** Your task **
Below are records to be output exactly, every one of them.

>> START

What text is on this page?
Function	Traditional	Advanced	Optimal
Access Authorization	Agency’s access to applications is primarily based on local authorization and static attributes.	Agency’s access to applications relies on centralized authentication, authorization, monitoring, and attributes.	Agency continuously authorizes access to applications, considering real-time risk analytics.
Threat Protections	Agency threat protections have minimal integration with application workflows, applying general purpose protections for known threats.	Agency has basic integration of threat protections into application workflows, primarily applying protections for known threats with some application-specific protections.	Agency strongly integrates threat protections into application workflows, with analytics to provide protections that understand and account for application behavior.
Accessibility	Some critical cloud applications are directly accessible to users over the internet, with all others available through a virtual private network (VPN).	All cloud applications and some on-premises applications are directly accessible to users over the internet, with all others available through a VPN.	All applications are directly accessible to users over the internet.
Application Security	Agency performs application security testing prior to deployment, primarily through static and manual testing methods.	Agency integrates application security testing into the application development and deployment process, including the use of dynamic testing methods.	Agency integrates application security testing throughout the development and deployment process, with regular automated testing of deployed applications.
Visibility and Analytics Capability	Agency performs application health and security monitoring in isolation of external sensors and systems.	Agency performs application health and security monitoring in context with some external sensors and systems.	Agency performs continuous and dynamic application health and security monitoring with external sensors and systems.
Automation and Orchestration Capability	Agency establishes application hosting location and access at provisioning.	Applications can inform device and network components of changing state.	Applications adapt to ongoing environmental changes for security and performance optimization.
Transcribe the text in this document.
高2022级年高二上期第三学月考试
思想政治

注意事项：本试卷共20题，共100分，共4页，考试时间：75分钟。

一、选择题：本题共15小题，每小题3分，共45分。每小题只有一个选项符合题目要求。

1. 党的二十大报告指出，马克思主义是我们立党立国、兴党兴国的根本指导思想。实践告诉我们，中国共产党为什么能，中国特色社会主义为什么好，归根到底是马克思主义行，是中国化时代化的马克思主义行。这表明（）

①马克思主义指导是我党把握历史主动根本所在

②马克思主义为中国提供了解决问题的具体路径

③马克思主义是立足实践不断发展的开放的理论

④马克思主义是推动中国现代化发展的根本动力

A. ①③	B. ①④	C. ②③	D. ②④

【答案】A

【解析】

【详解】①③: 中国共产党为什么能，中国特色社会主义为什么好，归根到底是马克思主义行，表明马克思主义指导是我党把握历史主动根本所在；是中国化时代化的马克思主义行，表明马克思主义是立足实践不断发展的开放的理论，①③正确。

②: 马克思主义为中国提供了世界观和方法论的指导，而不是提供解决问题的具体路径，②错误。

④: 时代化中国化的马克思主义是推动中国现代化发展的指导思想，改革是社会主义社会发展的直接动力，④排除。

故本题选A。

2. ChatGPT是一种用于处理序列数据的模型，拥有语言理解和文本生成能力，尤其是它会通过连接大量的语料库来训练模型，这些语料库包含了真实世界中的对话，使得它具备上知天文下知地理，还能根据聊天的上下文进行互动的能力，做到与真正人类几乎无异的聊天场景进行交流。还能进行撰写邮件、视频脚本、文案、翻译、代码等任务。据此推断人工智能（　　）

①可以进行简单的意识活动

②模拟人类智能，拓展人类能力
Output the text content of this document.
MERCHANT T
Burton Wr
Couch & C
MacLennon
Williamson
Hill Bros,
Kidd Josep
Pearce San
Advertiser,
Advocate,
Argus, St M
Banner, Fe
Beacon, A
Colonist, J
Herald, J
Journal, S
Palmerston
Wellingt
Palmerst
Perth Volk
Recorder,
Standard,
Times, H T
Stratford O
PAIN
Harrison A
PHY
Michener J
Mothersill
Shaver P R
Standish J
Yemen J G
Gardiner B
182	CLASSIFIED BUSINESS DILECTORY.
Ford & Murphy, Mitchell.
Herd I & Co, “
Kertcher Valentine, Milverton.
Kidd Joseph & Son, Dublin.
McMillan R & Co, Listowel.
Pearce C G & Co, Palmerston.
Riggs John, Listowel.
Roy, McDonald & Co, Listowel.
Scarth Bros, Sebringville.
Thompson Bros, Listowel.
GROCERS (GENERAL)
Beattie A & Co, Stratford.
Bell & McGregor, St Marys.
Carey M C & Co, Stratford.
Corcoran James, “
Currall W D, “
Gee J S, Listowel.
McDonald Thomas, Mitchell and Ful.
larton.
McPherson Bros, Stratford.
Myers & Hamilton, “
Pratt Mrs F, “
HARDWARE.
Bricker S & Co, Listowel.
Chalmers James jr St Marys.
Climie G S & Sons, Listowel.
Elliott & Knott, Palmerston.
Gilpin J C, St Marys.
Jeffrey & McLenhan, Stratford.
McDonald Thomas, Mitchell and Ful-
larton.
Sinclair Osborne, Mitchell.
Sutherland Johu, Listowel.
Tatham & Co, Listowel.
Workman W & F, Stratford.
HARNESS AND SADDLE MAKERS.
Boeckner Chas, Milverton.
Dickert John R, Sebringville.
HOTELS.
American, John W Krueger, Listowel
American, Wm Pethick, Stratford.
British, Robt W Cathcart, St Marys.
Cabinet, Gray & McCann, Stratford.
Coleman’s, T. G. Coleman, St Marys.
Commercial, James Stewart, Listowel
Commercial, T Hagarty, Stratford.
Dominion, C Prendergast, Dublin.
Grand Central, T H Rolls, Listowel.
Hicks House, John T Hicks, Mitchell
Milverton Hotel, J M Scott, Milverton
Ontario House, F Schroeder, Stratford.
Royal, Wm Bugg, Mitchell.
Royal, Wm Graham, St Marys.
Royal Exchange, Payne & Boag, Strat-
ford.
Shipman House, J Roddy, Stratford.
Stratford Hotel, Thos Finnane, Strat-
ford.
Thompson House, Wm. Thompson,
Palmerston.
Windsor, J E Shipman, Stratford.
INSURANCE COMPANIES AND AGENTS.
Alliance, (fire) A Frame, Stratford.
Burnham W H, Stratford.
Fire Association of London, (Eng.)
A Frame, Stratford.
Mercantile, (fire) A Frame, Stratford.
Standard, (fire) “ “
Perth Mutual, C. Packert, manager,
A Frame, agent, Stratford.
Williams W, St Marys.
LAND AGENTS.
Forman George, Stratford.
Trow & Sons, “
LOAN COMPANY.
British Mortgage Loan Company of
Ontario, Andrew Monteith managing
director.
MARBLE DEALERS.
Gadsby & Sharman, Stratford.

>> END

** Final result **
What text is on this page?
Function	Traditional	Advanced	Optimal
Access Authorization	Agency’s access to applications is primarily based on local authorization and static attributes.	Agency’s access to applications relies on centralized authentication, authorization, monitoring, and attributes.	Agency continuously authorizes access to applications, considering real-time risk analytics.
Threat Protections	Agency threat protections have minimal integration with application workflows, applying general purpose protections for known threats.	Agency has basic integration of threat protections into application workflows, primarily applying protections for known threats with some application-specific protections.	Agency strongly integrates threat protections into application workflows, with analytics to provide protections that understand and account for application behavior.
Accessibility	Some critical cloud applications are directly accessible to users over the internet, with all others available through a virtual private network (VPN).	All cloud applications and some on-premises applications are directly accessible to users over the internet, with all others available through a VPN.	All applications are directly accessible to users over the internet.
Application Security	Agency performs application security testing prior to deployment, primarily through static and manual testing methods.	Agency integrates application security testing into the application development and deployment process, including the use of dynamic testing methods.	Agency integrates application security testing throughout the development and deployment process, with regular automated testing of deployed applications.
Visibility and Analytics Capability	Agency performs application health and security monitoring in isolation of external sensors and systems.	Agency performs application health and security monitoring in context with some external sensors and systems.	Agency performs continuous and dynamic application health and security monitoring with external sensors and systems.
Automation and Orchestration Capability	Agency establishes application hosting location and access at provisioning.	Applications can inform device and network components of changing state.	Applications adapt to ongoing environmental changes for security and performance optimization.
Transcribe the text in this document.
高2022级年高二上期第三学月考试
思想政治

注意事项：本试卷共20题，共100分，共4页，考试时间：75分钟。

一、选择题：本题共15小题，每小题3分，共45分。每小题只有一个选项符合题目要求。

1. 党的二十大报告指出，马克思主义是我们立党立国、兴党兴国的根本指导思想。实践告诉我们，中国共产党为什么能，中国特色社会主义为什么好，归根到底是马克思主义行，是中国化时代化的马克思主义行。这表明（）

①马克思主义指导是我党把握历史主动根本所在

②马克思主义为中国提供了解决问题的具体路径

③马克思主义是立足实践不断发展的开放的理论

④马克思主义是推动中国现代化发展的根本动力

A. ①③	B. ①④	C. ②③	D. ②④

【答案】A

【解析】

【详解】①③: 中国共产党为什么能，中国特色社会主义为什么好，归根到底是马克思主义行，表明马克思主义指导是我党把握历史主动根本所在；是中国化时代化的马克思主义行，表明马克思主义是立足实践不断发展的开放的理论，①③正确。

②: 马克思主义为中国提供了世界观和方法论的指导，而不是提供解决问题的具体路径，②错误。

④: 时代化中国化的马克思主义是推动中国现代化发展的指导思想，改革是社会主义社会发展的直接动力，④排除。

故本题选A。

2. ChatGPT是一种用于处理序列数据的模型，拥有语言理解和文本生成能力，尤其是它会通过连接大量的语料库来训练模型，这些语料库包含了真实世界中的对话，使得它具备上知天文下知地理，还能根据聊天的上下文进行互动的能力，做到与真正人类几乎无异的聊天场景进行交流。还能进行撰写邮件、视频脚本、文案、翻译、代码等任务。据此推断人工智能（　　）

①可以进行简单的意识活动

②模拟人类智能，拓展人类能力
Output the text content of this document.
MERCHANT T
Burton Wr
Couch & C
MacLennon
Williamson
Hill Bros,
Kidd Josep
Pearce San
Advertiser,
Advocate,
Argus, St M
Banner, Fe
Beacon, A
Colonist, J
Herald, J
Journal, S
Palmerston
Wellingt
Palmerst
Perth Volk
Recorder,
Standard,
Times, H T
Stratford O
PAIN
Harrison A
PHY
Michener J
Mothersill
Shaver P R
Standish J
Yemen J G
Gardiner B
182	CLASSIFIED BUSINESS DILECTORY.
Ford & Murphy, Mitchell.
Herd I & Co, “
Kertcher Valentine, Milverton.
Kidd Joseph & Son, Dublin.
McMillan R & Co, Listowel.
Pearce C G & Co, Palmerston.
Riggs John, Listowel.
Roy, McDonald & Co, Listowel.
Scarth Bros, Sebringville.
Thompson Bros, Listowel.
GROCERS (GENERAL)
Beattie A & Co, Stratford.
Bell & McGregor, St Marys.
Carey M C & Co, Stratford.
Corcoran James, “
Currall W D, “
Gee J S, Listowel.
McDonald Thomas, Mitchell and Ful.
larton.
McPherson Bros, Stratford.
Myers & Hamilton, “
Pratt Mrs F, “
HARDWARE.
Bricker S & Co, Listowel.
Chalmers James jr St Marys.
Climie G S & Sons, Listowel.
Elliott & Knott, Palmerston.
Gilpin J C, St Marys.
Jeffrey & McLenhan, Stratford.
McDonald Thomas, Mitchell and Ful-
larton.
Sinclair Osborne, Mitchell.
Sutherland Johu, Listowel.
Tatham & Co, Listowel.
Workman W & F, Stratford.
HARNESS AND SADDLE MAKERS.
Boeckner Chas, Milverton.
Dickert John R, Sebringville.
HOTELS.
American, John W Krueger, Listowel
American, Wm Pethick, Stratford.
British, Robt W Cathcart, St Marys.
Cabinet, Gray & McCann, Stratford.
Coleman’s, T. G. Coleman, St Marys.
Commercial, James Stewart, Listowel
Commercial, T Hagarty, Stratford.
Dominion, C Prendergast, Dublin.
Grand Central, T H Rolls, Listowel.
Hicks House, John T Hicks, Mitchell
Milverton Hotel, J M Scott, Milverton
Ontario House, F Schroeder, Stratford.
Royal, Wm Bugg, Mitchell.
Royal, Wm Graham, St Marys.
Royal Exchange, Payne & Boag, Strat-
ford.
Shipman House, J Roddy, Stratford.
Stratford Hotel, Thos Finnane, Strat-
ford.
Thompson House, Wm. Thompson,
Palmerston.
Windsor, J E Shipman, Stratford.
INSURANCE COMPANIES AND AGENTS.
Alliance, (fire) A Frame, Stratford.
Burnham W H, Stratford.
Fire Association of London, (Eng.)
A Frame, Stratford.
Mercantile, (fire) A Frame, Stratford.
Standard, (fire) “ “
Perth Mutual, C. Packert, manager,
A Frame, agent, Stratford.
Williams W, St Marys.
LAND AGENTS.
Forman George, Stratford.
Trow & Sons, “
LOAN COMPANY.
British Mortgage Loan Company of
Ontario, Andrew Monteith managing
director.
MARBLE DEALERS.
Gadsby & Sharman, Stratford.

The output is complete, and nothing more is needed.